Records:
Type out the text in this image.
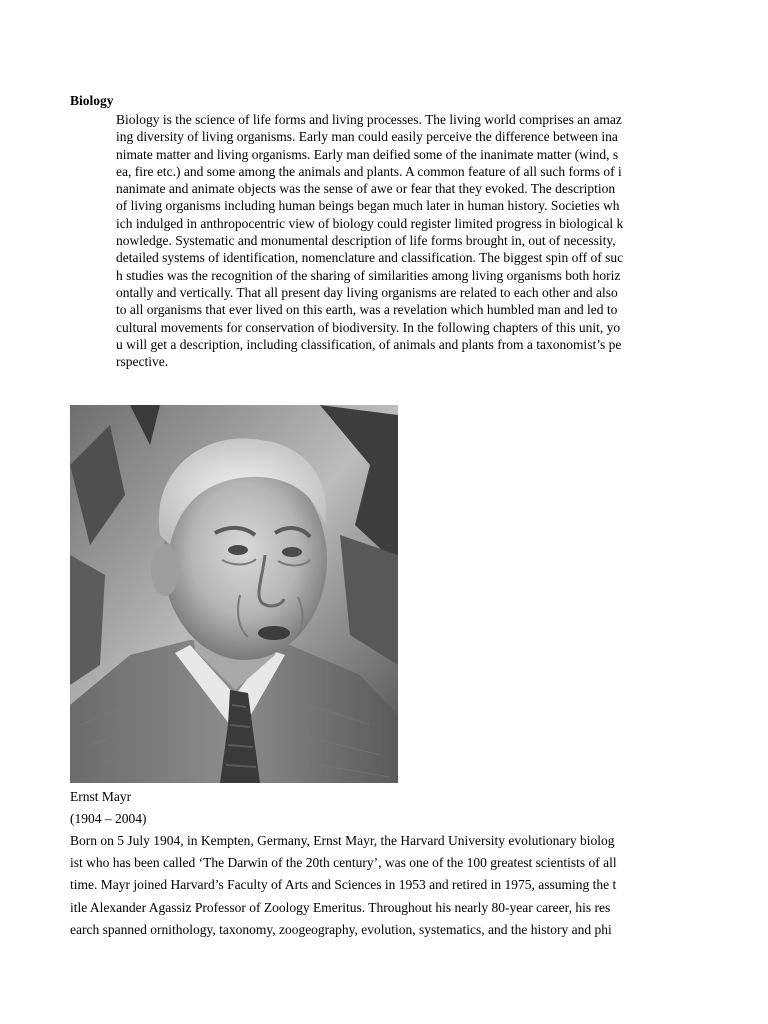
Biology

Biology is the science of life forms and living processes. The living world comprises an amaz
ing diversity of living organisms. Early man could easily perceive the difference between ina
nimate matter and living organisms. Early man deified some of the inanimate matter (wind, s
ea, fire etc.) and some among the animals and plants. A common feature of all such forms of i
nanimate and animate objects was the sense of awe or fear that they evoked. The description
of living organisms including human beings began much later in human history. Societies wh
ich indulged in anthropocentric view of biology could register limited progress in biological k
nowledge. Systematic and monumental description of life forms brought in, out of necessity,
detailed systems of identification, nomenclature and classification. The biggest spin off of suc
h studies was the recognition of the sharing of similarities among living organisms both horiz
ontally and vertically. That all present day living organisms are related to each other and also
to all organisms that ever lived on this earth, was a revelation which humbled man and led to
cultural movements for conservation of biodiversity. In the following chapters of this unit, yo
u will get a description, including classification, of animals and plants from a taxonomist’s pe
rspective.

Ernst Mayr
(1904 – 2004)

Born on 5 July 1904, in Kempten, Germany, Ernst Mayr, the Harvard University evolutionary biolog
ist who has been called ‘The Darwin of the 20th century’, was one of the 100 greatest scientists of all
time. Mayr joined Harvard’s Faculty of Arts and Sciences in 1953 and retired in 1975, assuming the t
itle Alexander Agassiz Professor of Zoology Emeritus. Throughout his nearly 80-year career, his res
earch spanned ornithology, taxonomy, zoogeography, evolution, systematics, and the history and phi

» **Task description**
From the listing above, find the number of lines with the word "among" in them. Answer with the number only.

» **Correct result**
2